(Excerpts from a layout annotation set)
* * * * * * *

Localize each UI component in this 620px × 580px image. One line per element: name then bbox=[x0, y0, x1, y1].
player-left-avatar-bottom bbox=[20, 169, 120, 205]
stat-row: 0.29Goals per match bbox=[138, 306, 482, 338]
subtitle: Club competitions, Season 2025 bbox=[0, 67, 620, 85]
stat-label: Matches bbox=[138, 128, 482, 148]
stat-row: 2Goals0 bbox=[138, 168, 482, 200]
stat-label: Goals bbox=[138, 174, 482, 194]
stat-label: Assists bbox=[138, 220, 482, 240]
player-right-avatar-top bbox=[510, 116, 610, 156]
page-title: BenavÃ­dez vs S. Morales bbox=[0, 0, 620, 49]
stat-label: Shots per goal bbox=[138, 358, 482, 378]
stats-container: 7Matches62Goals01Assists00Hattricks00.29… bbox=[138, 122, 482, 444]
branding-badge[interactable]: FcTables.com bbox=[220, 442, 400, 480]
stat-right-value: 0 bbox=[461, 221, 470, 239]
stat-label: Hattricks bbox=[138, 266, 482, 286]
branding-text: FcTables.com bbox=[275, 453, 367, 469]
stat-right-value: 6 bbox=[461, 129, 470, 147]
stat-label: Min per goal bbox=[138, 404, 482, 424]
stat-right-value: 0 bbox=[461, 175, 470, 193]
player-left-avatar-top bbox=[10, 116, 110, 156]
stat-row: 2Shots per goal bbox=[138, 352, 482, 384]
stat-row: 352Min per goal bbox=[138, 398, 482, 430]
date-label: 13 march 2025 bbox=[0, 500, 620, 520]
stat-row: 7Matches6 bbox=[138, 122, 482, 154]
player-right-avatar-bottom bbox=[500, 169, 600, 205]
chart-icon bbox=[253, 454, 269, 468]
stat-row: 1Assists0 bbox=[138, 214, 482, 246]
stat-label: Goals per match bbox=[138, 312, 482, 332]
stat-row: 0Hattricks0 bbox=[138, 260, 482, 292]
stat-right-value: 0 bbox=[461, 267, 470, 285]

* * * * * * *

§ **GOAL**
Reproduce every line of the listing above word for word.

§ **ANSWER TO THE TASK**
Localize each UI component in this 620px × 580px image. One line per element: name then bbox=[x0, y0, x1, y1].
player-left-avatar-bottom bbox=[20, 169, 120, 205]
stat-row: 0.29Goals per match bbox=[138, 306, 482, 338]
subtitle: Club competitions, Season 2025 bbox=[0, 67, 620, 85]
stat-label: Matches bbox=[138, 128, 482, 148]
stat-row: 2Goals0 bbox=[138, 168, 482, 200]
stat-label: Goals bbox=[138, 174, 482, 194]
stat-label: Assists bbox=[138, 220, 482, 240]
player-right-avatar-top bbox=[510, 116, 610, 156]
page-title: BenavÃ­dez vs S. Morales bbox=[0, 0, 620, 49]
stat-label: Shots per goal bbox=[138, 358, 482, 378]
stats-container: 7Matches62Goals01Assists00Hattricks00.29… bbox=[138, 122, 482, 444]
branding-badge[interactable]: FcTables.com bbox=[220, 442, 400, 480]
stat-right-value: 0 bbox=[461, 221, 470, 239]
stat-label: Hattricks bbox=[138, 266, 482, 286]
branding-text: FcTables.com bbox=[275, 453, 367, 469]
stat-right-value: 6 bbox=[461, 129, 470, 147]
stat-label: Min per goal bbox=[138, 404, 482, 424]
stat-right-value: 0 bbox=[461, 175, 470, 193]
player-left-avatar-top bbox=[10, 116, 110, 156]
stat-row: 2Shots per goal bbox=[138, 352, 482, 384]
stat-row: 352Min per goal bbox=[138, 398, 482, 430]
date-label: 13 march 2025 bbox=[0, 500, 620, 520]
stat-row: 7Matches6 bbox=[138, 122, 482, 154]
player-right-avatar-bottom bbox=[500, 169, 600, 205]
chart-icon bbox=[253, 454, 269, 468]
stat-row: 1Assists0 bbox=[138, 214, 482, 246]
stat-label: Goals per match bbox=[138, 312, 482, 332]
stat-row: 0Hattricks0 bbox=[138, 260, 482, 292]
stat-right-value: 0 bbox=[461, 267, 470, 285]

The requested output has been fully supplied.